**Exercise goal:** Reproduce the material exactly, omitting nothing.

**Rows:**
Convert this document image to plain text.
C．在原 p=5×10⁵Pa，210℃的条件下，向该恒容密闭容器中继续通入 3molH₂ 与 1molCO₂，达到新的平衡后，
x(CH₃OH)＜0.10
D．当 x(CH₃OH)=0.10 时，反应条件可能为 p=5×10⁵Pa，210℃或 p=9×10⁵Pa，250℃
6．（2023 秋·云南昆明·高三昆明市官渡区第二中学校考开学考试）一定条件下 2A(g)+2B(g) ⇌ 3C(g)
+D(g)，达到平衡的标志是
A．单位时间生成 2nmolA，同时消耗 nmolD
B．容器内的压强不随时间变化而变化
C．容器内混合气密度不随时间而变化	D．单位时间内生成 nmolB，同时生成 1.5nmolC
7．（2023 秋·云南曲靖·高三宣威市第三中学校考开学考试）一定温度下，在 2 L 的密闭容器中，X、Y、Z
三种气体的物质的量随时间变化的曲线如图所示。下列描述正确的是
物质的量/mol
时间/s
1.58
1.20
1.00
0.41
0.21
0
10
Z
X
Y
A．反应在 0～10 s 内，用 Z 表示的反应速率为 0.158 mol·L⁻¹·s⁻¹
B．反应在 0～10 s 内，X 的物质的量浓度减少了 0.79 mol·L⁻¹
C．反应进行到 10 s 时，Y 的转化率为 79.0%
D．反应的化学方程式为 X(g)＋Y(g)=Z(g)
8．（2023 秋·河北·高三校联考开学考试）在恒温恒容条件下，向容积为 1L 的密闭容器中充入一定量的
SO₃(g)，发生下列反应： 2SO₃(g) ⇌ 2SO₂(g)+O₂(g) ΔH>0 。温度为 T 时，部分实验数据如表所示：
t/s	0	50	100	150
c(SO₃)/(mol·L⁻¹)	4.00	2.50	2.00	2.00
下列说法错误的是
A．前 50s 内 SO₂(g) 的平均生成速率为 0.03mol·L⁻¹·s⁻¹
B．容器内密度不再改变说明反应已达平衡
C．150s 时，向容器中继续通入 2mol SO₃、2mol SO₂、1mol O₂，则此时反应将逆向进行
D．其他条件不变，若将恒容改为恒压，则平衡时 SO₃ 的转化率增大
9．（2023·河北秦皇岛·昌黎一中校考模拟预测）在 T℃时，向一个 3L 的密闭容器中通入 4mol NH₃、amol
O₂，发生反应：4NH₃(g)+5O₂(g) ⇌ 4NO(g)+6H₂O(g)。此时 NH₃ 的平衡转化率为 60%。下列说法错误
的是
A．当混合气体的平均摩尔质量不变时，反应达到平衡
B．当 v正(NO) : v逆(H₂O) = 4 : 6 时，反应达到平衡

**Result for this task:**
Convert this document image to plain text.
C．在原 p=5×10⁵Pa，210℃的条件下，向该恒容密闭容器中继续通入 3molH₂ 与 1molCO₂，达到新的平衡后，
x(CH₃OH)＜0.10
D．当 x(CH₃OH)=0.10 时，反应条件可能为 p=5×10⁵Pa，210℃或 p=9×10⁵Pa，250℃
6．（2023 秋·云南昆明·高三昆明市官渡区第二中学校考开学考试）一定条件下 2A(g)+2B(g) ⇌ 3C(g)
+D(g)，达到平衡的标志是
A．单位时间生成 2nmolA，同时消耗 nmolD
B．容器内的压强不随时间变化而变化
C．容器内混合气密度不随时间而变化	D．单位时间内生成 nmolB，同时生成 1.5nmolC
7．（2023 秋·云南曲靖·高三宣威市第三中学校考开学考试）一定温度下，在 2 L 的密闭容器中，X、Y、Z
三种气体的物质的量随时间变化的曲线如图所示。下列描述正确的是
物质的量/mol
时间/s
1.58
1.20
1.00
0.41
0.21
0
10
Z
X
Y
A．反应在 0～10 s 内，用 Z 表示的反应速率为 0.158 mol·L⁻¹·s⁻¹
B．反应在 0～10 s 内，X 的物质的量浓度减少了 0.79 mol·L⁻¹
C．反应进行到 10 s 时，Y 的转化率为 79.0%
D．反应的化学方程式为 X(g)＋Y(g)=Z(g)
8．（2023 秋·河北·高三校联考开学考试）在恒温恒容条件下，向容积为 1L 的密闭容器中充入一定量的
SO₃(g)，发生下列反应： 2SO₃(g) ⇌ 2SO₂(g)+O₂(g) ΔH>0 。温度为 T 时，部分实验数据如表所示：
t/s	0	50	100	150
c(SO₃)/(mol·L⁻¹)	4.00	2.50	2.00	2.00
下列说法错误的是
A．前 50s 内 SO₂(g) 的平均生成速率为 0.03mol·L⁻¹·s⁻¹
B．容器内密度不再改变说明反应已达平衡
C．150s 时，向容器中继续通入 2mol SO₃、2mol SO₂、1mol O₂，则此时反应将逆向进行
D．其他条件不变，若将恒容改为恒压，则平衡时 SO₃ 的转化率增大
9．（2023·河北秦皇岛·昌黎一中校考模拟预测）在 T℃时，向一个 3L 的密闭容器中通入 4mol NH₃、amol
O₂，发生反应：4NH₃(g)+5O₂(g) ⇌ 4NO(g)+6H₂O(g)。此时 NH₃ 的平衡转化率为 60%。下列说法错误
的是
A．当混合气体的平均摩尔质量不变时，反应达到平衡
B．当 v正(NO) : v逆(H₂O) = 4 : 6 时，反应达到平衡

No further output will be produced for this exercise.